* _OBJECTIVE_
Write out the listing exactly as it is given.

* _RECORDS SHOWN_
··········

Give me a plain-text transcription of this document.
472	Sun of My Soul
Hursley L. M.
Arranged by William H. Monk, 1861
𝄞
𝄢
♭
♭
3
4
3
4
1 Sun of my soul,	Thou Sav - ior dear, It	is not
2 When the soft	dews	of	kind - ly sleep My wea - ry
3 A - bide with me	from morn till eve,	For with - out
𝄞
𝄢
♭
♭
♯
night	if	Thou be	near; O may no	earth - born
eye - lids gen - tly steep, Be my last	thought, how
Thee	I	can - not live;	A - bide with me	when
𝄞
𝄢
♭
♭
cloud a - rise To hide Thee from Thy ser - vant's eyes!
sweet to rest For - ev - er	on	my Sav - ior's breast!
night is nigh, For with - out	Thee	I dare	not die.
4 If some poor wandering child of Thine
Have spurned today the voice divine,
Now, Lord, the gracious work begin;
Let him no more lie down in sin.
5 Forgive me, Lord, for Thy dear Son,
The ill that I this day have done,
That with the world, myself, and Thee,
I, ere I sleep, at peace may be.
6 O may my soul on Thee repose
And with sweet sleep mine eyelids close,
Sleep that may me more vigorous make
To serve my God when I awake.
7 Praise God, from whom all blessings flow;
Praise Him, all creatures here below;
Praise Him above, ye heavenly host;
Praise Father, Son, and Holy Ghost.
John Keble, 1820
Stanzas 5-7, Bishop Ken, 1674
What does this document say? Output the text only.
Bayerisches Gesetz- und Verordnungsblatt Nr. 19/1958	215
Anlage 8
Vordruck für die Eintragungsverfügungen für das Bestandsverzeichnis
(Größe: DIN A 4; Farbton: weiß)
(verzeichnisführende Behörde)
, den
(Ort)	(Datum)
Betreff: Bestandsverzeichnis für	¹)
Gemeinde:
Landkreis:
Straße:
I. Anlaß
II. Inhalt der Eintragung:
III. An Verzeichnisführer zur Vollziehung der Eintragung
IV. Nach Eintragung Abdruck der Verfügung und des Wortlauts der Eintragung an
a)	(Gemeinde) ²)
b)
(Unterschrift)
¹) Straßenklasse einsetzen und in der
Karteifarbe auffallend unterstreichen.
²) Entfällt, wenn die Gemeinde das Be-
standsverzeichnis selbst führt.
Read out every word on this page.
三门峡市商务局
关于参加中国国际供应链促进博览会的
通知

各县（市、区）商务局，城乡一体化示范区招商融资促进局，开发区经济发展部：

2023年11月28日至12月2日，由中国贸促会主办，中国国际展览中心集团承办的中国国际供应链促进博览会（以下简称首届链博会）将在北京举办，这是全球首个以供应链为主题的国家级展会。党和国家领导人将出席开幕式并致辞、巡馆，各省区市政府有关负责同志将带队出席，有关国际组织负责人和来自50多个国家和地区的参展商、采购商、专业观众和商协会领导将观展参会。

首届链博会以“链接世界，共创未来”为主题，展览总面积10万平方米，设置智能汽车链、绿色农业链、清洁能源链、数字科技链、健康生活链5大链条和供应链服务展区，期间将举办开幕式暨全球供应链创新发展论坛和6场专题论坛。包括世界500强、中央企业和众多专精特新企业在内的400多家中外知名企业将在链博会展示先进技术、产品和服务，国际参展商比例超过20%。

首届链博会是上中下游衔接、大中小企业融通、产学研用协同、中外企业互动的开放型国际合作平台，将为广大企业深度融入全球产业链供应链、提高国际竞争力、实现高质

··········

* _WRITTEN RESPONSE_
Give me a plain-text transcription of this document.
472	Sun of My Soul
Hursley L. M.
Arranged by William H. Monk, 1861
𝄞
𝄢
♭
♭
3
4
3
4
1 Sun of my soul,	Thou Sav - ior dear, It	is not
2 When the soft	dews	of	kind - ly sleep My wea - ry
3 A - bide with me	from morn till eve,	For with - out
𝄞
𝄢
♭
♭
♯
night	if	Thou be	near; O may no	earth - born
eye - lids gen - tly steep, Be my last	thought, how
Thee	I	can - not live;	A - bide with me	when
𝄞
𝄢
♭
♭
cloud a - rise To hide Thee from Thy ser - vant's eyes!
sweet to rest For - ev - er	on	my Sav - ior's breast!
night is nigh, For with - out	Thee	I dare	not die.
4 If some poor wandering child of Thine
Have spurned today the voice divine,
Now, Lord, the gracious work begin;
Let him no more lie down in sin.
5 Forgive me, Lord, for Thy dear Son,
The ill that I this day have done,
That with the world, myself, and Thee,
I, ere I sleep, at peace may be.
6 O may my soul on Thee repose
And with sweet sleep mine eyelids close,
Sleep that may me more vigorous make
To serve my God when I awake.
7 Praise God, from whom all blessings flow;
Praise Him, all creatures here below;
Praise Him above, ye heavenly host;
Praise Father, Son, and Holy Ghost.
John Keble, 1820
Stanzas 5-7, Bishop Ken, 1674
What does this document say? Output the text only.
Bayerisches Gesetz- und Verordnungsblatt Nr. 19/1958	215
Anlage 8
Vordruck für die Eintragungsverfügungen für das Bestandsverzeichnis
(Größe: DIN A 4; Farbton: weiß)
(verzeichnisführende Behörde)
, den
(Ort)	(Datum)
Betreff: Bestandsverzeichnis für	¹)
Gemeinde:
Landkreis:
Straße:
I. Anlaß
II. Inhalt der Eintragung:
III. An Verzeichnisführer zur Vollziehung der Eintragung
IV. Nach Eintragung Abdruck der Verfügung und des Wortlauts der Eintragung an
a)	(Gemeinde) ²)
b)
(Unterschrift)
¹) Straßenklasse einsetzen und in der
Karteifarbe auffallend unterstreichen.
²) Entfällt, wenn die Gemeinde das Be-
standsverzeichnis selbst führt.
Read out every word on this page.
三门峡市商务局
关于参加中国国际供应链促进博览会的
通知

各县（市、区）商务局，城乡一体化示范区招商融资促进局，开发区经济发展部：

2023年11月28日至12月2日，由中国贸促会主办，中国国际展览中心集团承办的中国国际供应链促进博览会（以下简称首届链博会）将在北京举办，这是全球首个以供应链为主题的国家级展会。党和国家领导人将出席开幕式并致辞、巡馆，各省区市政府有关负责同志将带队出席，有关国际组织负责人和来自50多个国家和地区的参展商、采购商、专业观众和商协会领导将观展参会。

首届链博会以“链接世界，共创未来”为主题，展览总面积10万平方米，设置智能汽车链、绿色农业链、清洁能源链、数字科技链、健康生活链5大链条和供应链服务展区，期间将举办开幕式暨全球供应链创新发展论坛和6场专题论坛。包括世界500强、中央企业和众多专精特新企业在内的400多家中外知名企业将在链博会展示先进技术、产品和服务，国际参展商比例超过20%。

首届链博会是上中下游衔接、大中小企业融通、产学研用协同、中外企业互动的开放型国际合作平台，将为广大企业深度融入全球产业链供应链、提高国际竞争力、实现高质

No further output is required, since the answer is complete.